▶

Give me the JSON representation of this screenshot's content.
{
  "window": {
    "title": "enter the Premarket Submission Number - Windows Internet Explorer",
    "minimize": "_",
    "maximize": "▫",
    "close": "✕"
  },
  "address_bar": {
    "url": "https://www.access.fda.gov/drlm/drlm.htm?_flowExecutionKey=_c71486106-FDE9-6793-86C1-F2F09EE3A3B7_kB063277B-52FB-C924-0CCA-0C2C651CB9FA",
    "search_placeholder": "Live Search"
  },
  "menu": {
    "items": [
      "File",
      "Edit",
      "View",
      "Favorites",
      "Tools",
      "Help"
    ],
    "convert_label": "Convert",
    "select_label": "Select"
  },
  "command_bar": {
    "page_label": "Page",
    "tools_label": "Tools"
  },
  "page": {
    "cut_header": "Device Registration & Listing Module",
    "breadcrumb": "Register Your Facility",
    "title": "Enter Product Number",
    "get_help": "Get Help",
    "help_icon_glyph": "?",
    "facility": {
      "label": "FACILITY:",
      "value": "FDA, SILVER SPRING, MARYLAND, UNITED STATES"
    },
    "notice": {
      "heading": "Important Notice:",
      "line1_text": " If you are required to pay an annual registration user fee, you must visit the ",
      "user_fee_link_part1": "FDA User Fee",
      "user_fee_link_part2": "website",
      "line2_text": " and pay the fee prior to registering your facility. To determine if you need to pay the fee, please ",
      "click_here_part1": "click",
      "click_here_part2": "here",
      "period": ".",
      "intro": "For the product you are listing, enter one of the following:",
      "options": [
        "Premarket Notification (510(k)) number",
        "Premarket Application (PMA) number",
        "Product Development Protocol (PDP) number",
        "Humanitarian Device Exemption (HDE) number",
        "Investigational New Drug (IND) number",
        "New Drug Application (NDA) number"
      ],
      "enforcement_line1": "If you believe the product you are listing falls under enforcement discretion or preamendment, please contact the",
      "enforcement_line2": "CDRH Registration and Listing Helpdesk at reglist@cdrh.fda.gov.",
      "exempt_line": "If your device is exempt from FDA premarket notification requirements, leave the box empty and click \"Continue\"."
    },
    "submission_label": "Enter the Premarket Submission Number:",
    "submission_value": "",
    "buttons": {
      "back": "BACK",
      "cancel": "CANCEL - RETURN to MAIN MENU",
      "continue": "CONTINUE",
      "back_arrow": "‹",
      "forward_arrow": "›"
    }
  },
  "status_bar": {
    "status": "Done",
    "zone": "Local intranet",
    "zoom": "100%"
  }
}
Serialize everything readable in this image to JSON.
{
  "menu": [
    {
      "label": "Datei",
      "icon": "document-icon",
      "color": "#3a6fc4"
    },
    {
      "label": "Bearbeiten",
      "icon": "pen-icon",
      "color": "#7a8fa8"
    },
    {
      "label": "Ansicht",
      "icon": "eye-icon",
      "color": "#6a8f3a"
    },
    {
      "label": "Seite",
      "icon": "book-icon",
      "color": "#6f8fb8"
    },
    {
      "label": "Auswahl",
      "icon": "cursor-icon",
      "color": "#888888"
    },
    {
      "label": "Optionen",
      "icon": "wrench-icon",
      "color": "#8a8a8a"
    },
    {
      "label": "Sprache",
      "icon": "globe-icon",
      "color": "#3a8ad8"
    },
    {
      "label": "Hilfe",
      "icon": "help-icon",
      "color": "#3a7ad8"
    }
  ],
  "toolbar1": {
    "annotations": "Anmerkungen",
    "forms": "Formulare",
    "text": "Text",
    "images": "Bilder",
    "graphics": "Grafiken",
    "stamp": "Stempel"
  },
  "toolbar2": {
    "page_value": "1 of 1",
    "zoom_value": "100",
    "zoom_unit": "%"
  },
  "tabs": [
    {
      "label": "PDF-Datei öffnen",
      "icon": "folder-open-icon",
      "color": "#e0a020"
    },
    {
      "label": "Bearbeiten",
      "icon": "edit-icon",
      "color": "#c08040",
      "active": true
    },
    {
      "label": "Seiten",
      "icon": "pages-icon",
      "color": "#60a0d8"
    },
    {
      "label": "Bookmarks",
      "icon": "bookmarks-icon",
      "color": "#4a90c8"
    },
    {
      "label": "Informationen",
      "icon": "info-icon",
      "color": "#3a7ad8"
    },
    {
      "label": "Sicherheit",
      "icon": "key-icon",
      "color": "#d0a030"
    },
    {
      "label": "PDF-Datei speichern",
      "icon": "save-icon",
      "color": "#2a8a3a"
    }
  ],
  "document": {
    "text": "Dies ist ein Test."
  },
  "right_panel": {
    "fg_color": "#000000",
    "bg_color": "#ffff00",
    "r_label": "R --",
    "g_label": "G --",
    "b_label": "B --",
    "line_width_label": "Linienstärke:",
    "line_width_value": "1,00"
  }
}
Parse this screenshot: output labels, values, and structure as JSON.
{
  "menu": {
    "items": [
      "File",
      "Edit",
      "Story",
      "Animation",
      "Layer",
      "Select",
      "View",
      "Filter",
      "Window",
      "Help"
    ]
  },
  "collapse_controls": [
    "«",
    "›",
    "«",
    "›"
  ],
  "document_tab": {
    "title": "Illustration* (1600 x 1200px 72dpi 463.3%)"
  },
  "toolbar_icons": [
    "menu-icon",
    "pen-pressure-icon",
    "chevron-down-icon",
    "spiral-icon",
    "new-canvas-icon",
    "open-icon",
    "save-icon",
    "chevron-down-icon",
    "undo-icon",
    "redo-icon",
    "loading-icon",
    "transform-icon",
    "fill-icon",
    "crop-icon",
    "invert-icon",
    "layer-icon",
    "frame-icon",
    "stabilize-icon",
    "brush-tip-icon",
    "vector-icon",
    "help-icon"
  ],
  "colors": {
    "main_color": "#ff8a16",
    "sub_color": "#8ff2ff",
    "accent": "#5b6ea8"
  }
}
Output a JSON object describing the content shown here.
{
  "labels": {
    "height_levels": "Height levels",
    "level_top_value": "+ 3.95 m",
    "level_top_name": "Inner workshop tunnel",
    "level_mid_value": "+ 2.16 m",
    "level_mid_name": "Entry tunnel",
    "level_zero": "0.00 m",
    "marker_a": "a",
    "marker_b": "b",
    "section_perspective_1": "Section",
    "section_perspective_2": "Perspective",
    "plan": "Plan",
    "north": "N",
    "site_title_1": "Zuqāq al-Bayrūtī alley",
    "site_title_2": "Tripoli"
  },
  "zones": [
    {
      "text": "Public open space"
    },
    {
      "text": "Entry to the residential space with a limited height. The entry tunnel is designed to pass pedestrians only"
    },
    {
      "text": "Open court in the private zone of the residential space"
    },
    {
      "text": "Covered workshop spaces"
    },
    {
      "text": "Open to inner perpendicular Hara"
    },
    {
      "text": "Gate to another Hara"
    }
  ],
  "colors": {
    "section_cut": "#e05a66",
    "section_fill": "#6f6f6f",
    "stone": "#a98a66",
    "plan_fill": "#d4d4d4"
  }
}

◀

» **What this task involves**:
Each line above that holds the string "Datei" should be copied and shown.

» **Response to this exercise**:
      "label": "Datei",
      "label": "PDF-Datei öffnen",
      "label": "PDF-Datei speichern",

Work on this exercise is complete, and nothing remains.